--- START OF RECORDS FOR THE EXERCISE ---

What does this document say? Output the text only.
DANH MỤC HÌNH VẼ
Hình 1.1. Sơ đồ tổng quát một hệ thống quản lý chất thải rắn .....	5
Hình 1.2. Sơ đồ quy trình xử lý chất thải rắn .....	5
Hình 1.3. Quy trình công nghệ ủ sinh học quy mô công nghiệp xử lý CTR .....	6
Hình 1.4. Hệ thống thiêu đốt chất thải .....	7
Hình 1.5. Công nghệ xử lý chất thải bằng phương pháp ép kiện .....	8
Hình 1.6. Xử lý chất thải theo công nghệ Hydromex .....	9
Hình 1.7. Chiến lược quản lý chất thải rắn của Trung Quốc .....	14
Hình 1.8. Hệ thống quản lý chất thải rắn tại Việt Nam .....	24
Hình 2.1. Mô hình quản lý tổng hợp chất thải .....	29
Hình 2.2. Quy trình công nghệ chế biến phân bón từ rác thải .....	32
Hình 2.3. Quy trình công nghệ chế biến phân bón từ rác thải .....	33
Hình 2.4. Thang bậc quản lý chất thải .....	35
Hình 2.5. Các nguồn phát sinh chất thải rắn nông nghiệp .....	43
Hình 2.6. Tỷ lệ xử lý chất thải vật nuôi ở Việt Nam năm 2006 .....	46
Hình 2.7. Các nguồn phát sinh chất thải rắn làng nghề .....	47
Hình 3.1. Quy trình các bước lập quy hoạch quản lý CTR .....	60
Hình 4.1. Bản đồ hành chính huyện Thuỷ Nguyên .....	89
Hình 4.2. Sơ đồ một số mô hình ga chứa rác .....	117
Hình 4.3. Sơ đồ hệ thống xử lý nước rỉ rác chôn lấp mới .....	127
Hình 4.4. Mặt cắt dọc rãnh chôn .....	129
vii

--- END OF RECORDS FOR THE EXERCISE ---

◆ **WRITTEN PROBLEM**:
All lines of the data above that include the word "nguồn" must be shown.

◆ **TASK OUTPUT**:
Hình 2.5. Các nguồn phát sinh chất thải rắn nông nghiệp .....	43
Hình 2.7. Các nguồn phát sinh chất thải rắn làng nghề .....	47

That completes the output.